## TASK DETAILS
Every line of the material is to be quoted verbatim, minus the pictures.

## DATA EXCERPTS
'''

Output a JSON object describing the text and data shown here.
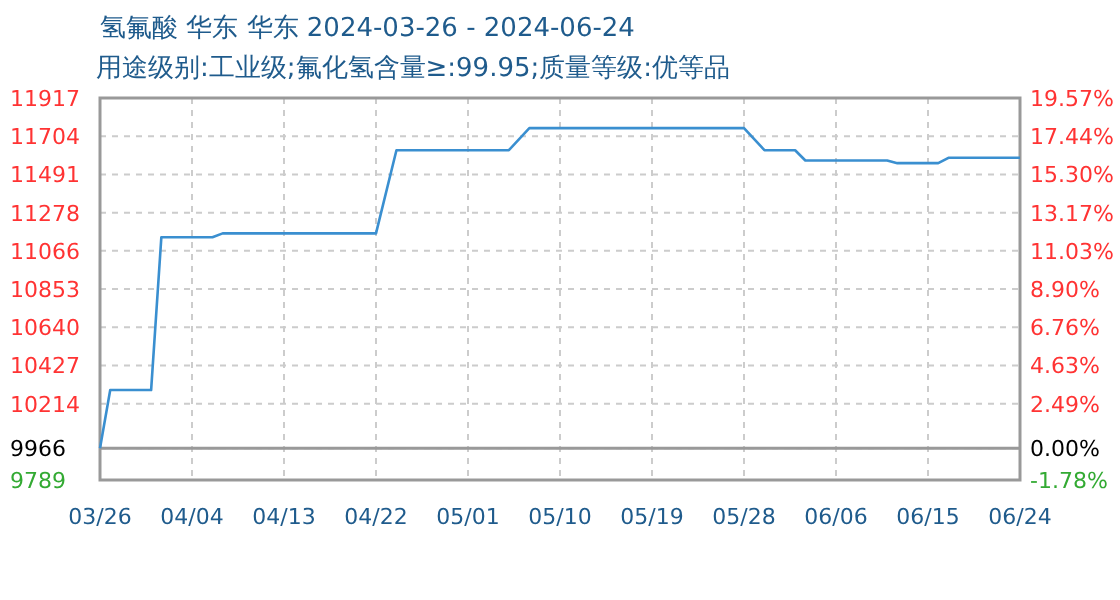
{
  "chart_data": {
    "type": "line",
    "title": "氢氟酸 华东 华东 2024-03-26 - 2024-06-24",
    "subtitle": "用途级别:工业级;氟化氢含量≥:99.95;质量等级:优等品",
    "x": [
      "--03-26",
      "--03-27",
      "--03-31",
      "--04-01",
      "--04-06",
      "--04-07",
      "--04-22",
      "--04-24",
      "--05-05",
      "--05-07",
      "--05-28",
      "--05-30",
      "--06-02",
      "--06-03",
      "--06-11",
      "--06-12",
      "--06-16",
      "--06-17",
      "--06-24"
    ],
    "series": [
      {
        "color": "#3a8fd0",
        "values": [
          9966,
          10290,
          10290,
          11141,
          11141,
          11163,
          11163,
          11626,
          11626,
          11749,
          11749,
          11626,
          11626,
          11569,
          11569,
          11554,
          11554,
          11584,
          11584
        ]
      }
    ],
    "xlim": [
      "--03-26",
      "--06-24"
    ],
    "xticks": [
      {
        "value": "--03-26",
        "label": "03/26"
      },
      {
        "value": "--04-04",
        "label": "04/04"
      },
      {
        "value": "--04-13",
        "label": "04/13"
      },
      {
        "value": "--04-22",
        "label": "04/22"
      },
      {
        "value": "--05-01",
        "label": "05/01"
      },
      {
        "value": "--05-10",
        "label": "05/10"
      },
      {
        "value": "--05-19",
        "label": "05/19"
      },
      {
        "value": "--05-28",
        "label": "05/28"
      },
      {
        "value": "--06-06",
        "label": "06/06"
      },
      {
        "value": "--06-15",
        "label": "06/15"
      },
      {
        "value": "--06-24",
        "label": "06/24"
      }
    ],
    "ylim": [
      9789,
      11917
    ],
    "yticks": [
      9789,
      9966,
      10214,
      10427,
      10640,
      10853,
      11066,
      11278,
      11491,
      11704,
      11917
    ],
    "y2lim": [
      -1.78,
      19.57
    ],
    "y2ticks": [
      {
        "value": -1.78,
        "label": "-1.78%"
      },
      {
        "value": 0,
        "label": "0.00%"
      },
      {
        "value": 2.49,
        "label": "2.49%"
      },
      {
        "value": 4.63,
        "label": "4.63%"
      },
      {
        "value": 6.76,
        "label": "6.76%"
      },
      {
        "value": 8.9,
        "label": "8.90%"
      },
      {
        "value": 11.03,
        "label": "11.03%"
      },
      {
        "value": 13.17,
        "label": "13.17%"
      },
      {
        "value": 15.3,
        "label": "15.30%"
      },
      {
        "value": 17.44,
        "label": "17.44%"
      },
      {
        "value": 19.57,
        "label": "19.57%"
      }
    ],
    "ref_lines": [
      {
        "axis": "y",
        "value": 9966,
        "color": "#999999"
      }
    ],
    "grid": true,
    "line_style": "solid"
  }
}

'''

## ANSWER IN FULL
Output a JSON object describing the text and data shown here.
{
  "chart_data": {
    "type": "line",
    "title": "氢氟酸 华东 华东 2024-03-26 - 2024-06-24",
    "subtitle": "用途级别:工业级;氟化氢含量≥:99.95;质量等级:优等品",
    "x": [
      "--03-26",
      "--03-27",
      "--03-31",
      "--04-01",
      "--04-06",
      "--04-07",
      "--04-22",
      "--04-24",
      "--05-05",
      "--05-07",
      "--05-28",
      "--05-30",
      "--06-02",
      "--06-03",
      "--06-11",
      "--06-12",
      "--06-16",
      "--06-17",
      "--06-24"
    ],
    "series": [
      {
        "color": "#3a8fd0",
        "values": [
          9966,
          10290,
          10290,
          11141,
          11141,
          11163,
          11163,
          11626,
          11626,
          11749,
          11749,
          11626,
          11626,
          11569,
          11569,
          11554,
          11554,
          11584,
          11584
        ]
      }
    ],
    "xlim": [
      "--03-26",
      "--06-24"
    ],
    "xticks": [
      {
        "value": "--03-26",
        "label": "03/26"
      },
      {
        "value": "--04-04",
        "label": "04/04"
      },
      {
        "value": "--04-13",
        "label": "04/13"
      },
      {
        "value": "--04-22",
        "label": "04/22"
      },
      {
        "value": "--05-01",
        "label": "05/01"
      },
      {
        "value": "--05-10",
        "label": "05/10"
      },
      {
        "value": "--05-19",
        "label": "05/19"
      },
      {
        "value": "--05-28",
        "label": "05/28"
      },
      {
        "value": "--06-06",
        "label": "06/06"
      },
      {
        "value": "--06-15",
        "label": "06/15"
      },
      {
        "value": "--06-24",
        "label": "06/24"
      }
    ],
    "ylim": [
      9789,
      11917
    ],
    "yticks": [
      9789,
      9966,
      10214,
      10427,
      10640,
      10853,
      11066,
      11278,
      11491,
      11704,
      11917
    ],
    "y2lim": [
      -1.78,
      19.57
    ],
    "y2ticks": [
      {
        "value": -1.78,
        "label": "-1.78%"
      },
      {
        "value": 0,
        "label": "0.00%"
      },
      {
        "value": 2.49,
        "label": "2.49%"
      },
      {
        "value": 4.63,
        "label": "4.63%"
      },
      {
        "value": 6.76,
        "label": "6.76%"
      },
      {
        "value": 8.9,
        "label": "8.90%"
      },
      {
        "value": 11.03,
        "label": "11.03%"
      },
      {
        "value": 13.17,
        "label": "13.17%"
      },
      {
        "value": 15.3,
        "label": "15.30%"
      },
      {
        "value": 17.44,
        "label": "17.44%"
      },
      {
        "value": 19.57,
        "label": "19.57%"
      }
    ],
    "ref_lines": [
      {
        "axis": "y",
        "value": 9966,
        "color": "#999999"
      }
    ],
    "grid": true,
    "line_style": "solid"
  }
}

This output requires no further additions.